JOB
How many lines in these records hold the string "qualified"? Reply with the number alone.

[Saved entries]
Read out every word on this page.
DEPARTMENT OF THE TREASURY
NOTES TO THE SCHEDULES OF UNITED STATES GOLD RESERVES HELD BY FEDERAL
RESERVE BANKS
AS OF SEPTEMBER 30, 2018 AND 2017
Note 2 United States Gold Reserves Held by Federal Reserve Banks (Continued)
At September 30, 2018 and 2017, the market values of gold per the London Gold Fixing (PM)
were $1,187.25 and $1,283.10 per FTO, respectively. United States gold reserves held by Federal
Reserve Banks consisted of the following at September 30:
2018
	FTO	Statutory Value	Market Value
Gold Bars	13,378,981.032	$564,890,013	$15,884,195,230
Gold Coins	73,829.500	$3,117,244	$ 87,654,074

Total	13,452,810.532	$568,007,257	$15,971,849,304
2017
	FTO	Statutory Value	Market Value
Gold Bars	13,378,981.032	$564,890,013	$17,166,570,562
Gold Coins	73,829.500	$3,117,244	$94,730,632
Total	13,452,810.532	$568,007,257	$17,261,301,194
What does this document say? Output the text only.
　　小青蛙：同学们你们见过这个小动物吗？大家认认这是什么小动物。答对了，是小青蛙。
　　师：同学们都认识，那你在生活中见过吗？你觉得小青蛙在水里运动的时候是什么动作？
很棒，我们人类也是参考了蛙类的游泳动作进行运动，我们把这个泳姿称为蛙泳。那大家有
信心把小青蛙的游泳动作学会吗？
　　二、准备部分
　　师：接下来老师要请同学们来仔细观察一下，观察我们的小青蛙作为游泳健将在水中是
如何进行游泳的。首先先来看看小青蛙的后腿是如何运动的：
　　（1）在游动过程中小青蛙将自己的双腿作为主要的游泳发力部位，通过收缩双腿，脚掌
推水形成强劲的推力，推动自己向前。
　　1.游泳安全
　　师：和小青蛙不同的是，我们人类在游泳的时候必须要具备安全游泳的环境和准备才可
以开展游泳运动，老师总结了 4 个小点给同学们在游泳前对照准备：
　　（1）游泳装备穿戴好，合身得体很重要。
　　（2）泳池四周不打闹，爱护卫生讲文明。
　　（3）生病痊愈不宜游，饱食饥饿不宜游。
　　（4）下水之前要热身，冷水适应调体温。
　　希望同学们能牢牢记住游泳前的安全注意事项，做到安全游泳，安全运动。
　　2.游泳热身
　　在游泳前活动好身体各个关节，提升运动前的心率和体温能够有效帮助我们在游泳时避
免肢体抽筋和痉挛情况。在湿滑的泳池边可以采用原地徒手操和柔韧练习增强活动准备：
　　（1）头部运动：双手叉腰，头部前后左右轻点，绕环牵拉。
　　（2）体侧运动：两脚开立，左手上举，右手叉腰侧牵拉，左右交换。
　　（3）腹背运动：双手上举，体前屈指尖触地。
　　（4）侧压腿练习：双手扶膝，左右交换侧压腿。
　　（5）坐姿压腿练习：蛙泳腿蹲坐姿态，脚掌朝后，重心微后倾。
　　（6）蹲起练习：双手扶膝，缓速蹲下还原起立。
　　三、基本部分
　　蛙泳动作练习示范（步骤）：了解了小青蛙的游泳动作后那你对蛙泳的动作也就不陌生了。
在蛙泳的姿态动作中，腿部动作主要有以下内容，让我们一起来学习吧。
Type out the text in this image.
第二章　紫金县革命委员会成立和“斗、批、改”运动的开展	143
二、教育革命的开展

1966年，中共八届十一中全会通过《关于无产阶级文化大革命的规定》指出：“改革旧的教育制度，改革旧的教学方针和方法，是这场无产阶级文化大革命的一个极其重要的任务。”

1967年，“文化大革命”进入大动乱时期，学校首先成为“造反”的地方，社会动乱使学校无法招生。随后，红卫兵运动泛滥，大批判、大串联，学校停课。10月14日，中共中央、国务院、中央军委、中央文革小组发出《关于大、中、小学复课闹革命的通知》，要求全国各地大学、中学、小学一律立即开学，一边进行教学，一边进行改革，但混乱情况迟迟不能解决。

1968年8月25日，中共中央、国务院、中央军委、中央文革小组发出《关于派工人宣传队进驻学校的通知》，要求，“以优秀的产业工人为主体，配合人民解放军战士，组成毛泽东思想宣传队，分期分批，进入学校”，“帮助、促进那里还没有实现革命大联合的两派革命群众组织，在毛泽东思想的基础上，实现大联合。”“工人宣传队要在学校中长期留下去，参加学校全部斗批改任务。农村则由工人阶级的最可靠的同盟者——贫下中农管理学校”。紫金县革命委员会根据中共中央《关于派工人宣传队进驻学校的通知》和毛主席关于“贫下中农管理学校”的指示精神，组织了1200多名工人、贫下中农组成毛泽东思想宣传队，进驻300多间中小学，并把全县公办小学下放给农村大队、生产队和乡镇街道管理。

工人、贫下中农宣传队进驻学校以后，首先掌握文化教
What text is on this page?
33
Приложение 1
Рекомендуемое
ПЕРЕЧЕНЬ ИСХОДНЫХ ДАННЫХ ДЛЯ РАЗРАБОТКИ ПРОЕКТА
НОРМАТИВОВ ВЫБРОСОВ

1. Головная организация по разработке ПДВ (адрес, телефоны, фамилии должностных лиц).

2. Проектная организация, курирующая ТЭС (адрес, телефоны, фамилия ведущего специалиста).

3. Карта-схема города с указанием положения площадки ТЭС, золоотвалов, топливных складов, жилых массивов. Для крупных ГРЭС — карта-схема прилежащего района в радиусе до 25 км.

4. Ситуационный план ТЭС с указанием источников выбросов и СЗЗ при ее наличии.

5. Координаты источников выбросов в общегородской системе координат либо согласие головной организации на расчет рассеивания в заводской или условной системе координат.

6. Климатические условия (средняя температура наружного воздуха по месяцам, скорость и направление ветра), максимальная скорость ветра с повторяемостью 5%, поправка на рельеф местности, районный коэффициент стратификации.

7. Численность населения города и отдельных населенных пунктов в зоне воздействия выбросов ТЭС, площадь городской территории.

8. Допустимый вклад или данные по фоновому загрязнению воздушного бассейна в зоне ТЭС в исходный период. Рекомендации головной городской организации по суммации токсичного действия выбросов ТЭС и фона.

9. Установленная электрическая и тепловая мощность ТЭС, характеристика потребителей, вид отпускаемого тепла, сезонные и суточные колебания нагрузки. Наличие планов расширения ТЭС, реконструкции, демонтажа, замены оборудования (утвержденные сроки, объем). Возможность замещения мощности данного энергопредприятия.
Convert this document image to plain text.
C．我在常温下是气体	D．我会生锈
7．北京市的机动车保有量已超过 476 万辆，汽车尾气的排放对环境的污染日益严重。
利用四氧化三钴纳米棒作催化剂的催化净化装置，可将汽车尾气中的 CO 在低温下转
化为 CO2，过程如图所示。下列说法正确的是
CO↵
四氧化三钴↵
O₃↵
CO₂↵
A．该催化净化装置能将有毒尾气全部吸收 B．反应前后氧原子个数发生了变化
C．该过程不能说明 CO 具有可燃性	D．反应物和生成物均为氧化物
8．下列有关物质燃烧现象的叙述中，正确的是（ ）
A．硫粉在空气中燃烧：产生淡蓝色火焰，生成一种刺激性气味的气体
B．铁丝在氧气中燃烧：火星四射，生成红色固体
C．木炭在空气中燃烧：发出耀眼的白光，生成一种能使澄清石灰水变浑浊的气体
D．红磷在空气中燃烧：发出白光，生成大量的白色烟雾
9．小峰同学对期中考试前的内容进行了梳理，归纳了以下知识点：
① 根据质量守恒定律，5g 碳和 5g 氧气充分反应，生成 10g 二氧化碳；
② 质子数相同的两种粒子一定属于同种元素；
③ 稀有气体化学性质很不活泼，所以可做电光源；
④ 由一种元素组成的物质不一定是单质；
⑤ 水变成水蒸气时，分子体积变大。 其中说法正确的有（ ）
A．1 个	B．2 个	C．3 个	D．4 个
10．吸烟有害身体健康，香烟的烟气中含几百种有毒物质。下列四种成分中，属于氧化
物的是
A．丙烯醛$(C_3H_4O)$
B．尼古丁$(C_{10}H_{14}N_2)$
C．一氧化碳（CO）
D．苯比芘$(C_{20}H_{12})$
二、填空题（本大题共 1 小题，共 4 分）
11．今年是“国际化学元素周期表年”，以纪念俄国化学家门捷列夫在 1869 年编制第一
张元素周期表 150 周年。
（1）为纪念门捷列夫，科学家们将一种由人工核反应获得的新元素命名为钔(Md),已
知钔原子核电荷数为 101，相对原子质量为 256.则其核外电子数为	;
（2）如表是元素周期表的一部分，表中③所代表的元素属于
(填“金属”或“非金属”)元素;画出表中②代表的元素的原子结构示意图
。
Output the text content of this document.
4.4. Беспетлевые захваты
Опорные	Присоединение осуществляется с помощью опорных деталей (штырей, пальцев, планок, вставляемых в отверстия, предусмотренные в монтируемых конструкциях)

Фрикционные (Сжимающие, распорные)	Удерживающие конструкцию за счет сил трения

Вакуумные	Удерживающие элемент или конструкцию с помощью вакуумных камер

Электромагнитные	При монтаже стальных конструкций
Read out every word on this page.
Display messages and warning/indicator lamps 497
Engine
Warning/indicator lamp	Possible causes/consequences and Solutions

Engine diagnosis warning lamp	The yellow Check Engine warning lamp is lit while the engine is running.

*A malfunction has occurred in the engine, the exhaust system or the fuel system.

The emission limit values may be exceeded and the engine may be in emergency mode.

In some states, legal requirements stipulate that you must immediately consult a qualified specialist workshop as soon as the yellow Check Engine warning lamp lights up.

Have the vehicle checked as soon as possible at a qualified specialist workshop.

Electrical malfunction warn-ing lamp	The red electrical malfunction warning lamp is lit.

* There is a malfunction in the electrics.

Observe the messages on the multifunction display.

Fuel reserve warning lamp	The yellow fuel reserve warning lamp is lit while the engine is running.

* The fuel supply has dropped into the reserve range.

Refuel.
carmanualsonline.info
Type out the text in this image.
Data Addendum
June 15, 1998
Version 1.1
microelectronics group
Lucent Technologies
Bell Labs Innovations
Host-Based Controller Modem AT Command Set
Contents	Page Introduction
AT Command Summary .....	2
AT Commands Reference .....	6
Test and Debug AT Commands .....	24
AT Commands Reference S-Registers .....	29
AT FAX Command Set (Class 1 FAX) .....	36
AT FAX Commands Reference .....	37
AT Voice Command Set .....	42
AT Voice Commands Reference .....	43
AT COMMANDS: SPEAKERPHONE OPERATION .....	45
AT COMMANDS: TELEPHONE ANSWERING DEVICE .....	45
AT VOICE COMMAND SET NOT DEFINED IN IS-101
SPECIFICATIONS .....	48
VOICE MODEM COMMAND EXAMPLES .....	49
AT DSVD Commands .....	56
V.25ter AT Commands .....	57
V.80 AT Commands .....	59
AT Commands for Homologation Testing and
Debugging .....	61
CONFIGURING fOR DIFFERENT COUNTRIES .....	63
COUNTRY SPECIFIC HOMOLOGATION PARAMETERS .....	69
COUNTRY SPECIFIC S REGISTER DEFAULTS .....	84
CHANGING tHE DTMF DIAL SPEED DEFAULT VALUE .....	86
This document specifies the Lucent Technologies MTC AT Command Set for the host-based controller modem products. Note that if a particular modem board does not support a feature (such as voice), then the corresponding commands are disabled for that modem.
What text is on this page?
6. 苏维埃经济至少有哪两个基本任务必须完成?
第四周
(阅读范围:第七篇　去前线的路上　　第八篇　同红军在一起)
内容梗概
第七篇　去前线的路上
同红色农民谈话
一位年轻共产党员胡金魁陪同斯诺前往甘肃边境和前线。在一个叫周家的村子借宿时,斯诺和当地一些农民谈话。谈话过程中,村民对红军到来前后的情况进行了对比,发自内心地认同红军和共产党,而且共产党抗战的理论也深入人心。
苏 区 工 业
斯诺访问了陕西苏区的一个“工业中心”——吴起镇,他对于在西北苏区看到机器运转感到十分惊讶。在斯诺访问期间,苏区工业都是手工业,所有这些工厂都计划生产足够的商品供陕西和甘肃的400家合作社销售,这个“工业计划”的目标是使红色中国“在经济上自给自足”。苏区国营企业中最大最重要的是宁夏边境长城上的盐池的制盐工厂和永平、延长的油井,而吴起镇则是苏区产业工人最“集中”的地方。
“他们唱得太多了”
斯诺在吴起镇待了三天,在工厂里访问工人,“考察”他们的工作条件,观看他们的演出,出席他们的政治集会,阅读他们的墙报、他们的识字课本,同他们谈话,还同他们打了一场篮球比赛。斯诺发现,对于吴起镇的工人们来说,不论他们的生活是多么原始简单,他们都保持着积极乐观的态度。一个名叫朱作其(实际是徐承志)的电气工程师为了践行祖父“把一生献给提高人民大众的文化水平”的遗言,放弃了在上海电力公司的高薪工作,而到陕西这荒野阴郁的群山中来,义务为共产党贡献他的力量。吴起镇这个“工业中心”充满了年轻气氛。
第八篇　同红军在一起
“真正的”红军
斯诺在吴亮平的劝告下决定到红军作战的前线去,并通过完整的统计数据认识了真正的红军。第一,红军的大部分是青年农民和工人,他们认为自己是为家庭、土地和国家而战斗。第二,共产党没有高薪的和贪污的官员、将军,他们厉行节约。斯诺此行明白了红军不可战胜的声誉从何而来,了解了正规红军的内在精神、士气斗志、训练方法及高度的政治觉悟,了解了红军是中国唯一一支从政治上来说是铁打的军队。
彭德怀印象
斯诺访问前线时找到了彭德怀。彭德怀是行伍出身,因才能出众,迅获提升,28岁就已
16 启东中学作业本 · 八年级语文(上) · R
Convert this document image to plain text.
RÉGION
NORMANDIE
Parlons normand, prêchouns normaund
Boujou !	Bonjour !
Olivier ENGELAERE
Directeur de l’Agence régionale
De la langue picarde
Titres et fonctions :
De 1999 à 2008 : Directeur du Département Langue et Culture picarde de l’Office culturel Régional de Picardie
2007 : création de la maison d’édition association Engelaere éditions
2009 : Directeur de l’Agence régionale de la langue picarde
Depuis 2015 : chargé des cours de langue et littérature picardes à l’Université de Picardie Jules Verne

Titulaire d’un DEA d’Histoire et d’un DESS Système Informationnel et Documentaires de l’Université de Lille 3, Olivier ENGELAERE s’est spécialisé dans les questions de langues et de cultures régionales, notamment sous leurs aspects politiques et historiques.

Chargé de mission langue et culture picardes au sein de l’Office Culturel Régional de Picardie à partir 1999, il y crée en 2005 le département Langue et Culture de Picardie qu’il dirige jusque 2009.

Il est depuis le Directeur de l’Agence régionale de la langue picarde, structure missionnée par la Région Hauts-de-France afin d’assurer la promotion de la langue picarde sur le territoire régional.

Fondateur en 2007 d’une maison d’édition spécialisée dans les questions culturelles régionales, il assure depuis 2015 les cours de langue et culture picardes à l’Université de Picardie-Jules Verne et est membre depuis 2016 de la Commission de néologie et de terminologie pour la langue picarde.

SOLUTION TO THIS TASK
2